### WHAT TO PRODUCE
Write every line of the material out exactly as shown.

▬▬▬

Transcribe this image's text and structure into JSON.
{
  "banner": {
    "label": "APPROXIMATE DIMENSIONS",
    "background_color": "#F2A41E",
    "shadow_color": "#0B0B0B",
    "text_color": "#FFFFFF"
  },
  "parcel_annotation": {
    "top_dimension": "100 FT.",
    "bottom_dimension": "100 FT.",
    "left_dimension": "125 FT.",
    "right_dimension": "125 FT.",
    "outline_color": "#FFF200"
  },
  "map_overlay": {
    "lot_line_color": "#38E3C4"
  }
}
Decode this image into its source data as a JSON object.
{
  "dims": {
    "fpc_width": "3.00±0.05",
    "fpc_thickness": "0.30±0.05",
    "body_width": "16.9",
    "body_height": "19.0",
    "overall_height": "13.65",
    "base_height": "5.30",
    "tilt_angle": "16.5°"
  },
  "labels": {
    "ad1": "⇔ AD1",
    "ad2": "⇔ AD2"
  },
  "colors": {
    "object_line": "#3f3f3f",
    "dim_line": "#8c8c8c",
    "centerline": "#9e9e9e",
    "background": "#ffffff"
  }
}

▬▬▬

### EXERCISE SOLUTION
Transcribe this image's text and structure into JSON.
{
  "banner": {
    "label": "APPROXIMATE DIMENSIONS",
    "background_color": "#F2A41E",
    "shadow_color": "#0B0B0B",
    "text_color": "#FFFFFF"
  },
  "parcel_annotation": {
    "top_dimension": "100 FT.",
    "bottom_dimension": "100 FT.",
    "left_dimension": "125 FT.",
    "right_dimension": "125 FT.",
    "outline_color": "#FFF200"
  },
  "map_overlay": {
    "lot_line_color": "#38E3C4"
  }
}
Decode this image into its source data as a JSON object.
{
  "dims": {
    "fpc_width": "3.00±0.05",
    "fpc_thickness": "0.30±0.05",
    "body_width": "16.9",
    "body_height": "19.0",
    "overall_height": "13.65",
    "base_height": "5.30",
    "tilt_angle": "16.5°"
  },
  "labels": {
    "ad1": "⇔ AD1",
    "ad2": "⇔ AD2"
  },
  "colors": {
    "object_line": "#3f3f3f",
    "dim_line": "#8c8c8c",
    "centerline": "#9e9e9e",
    "background": "#ffffff"
  }
}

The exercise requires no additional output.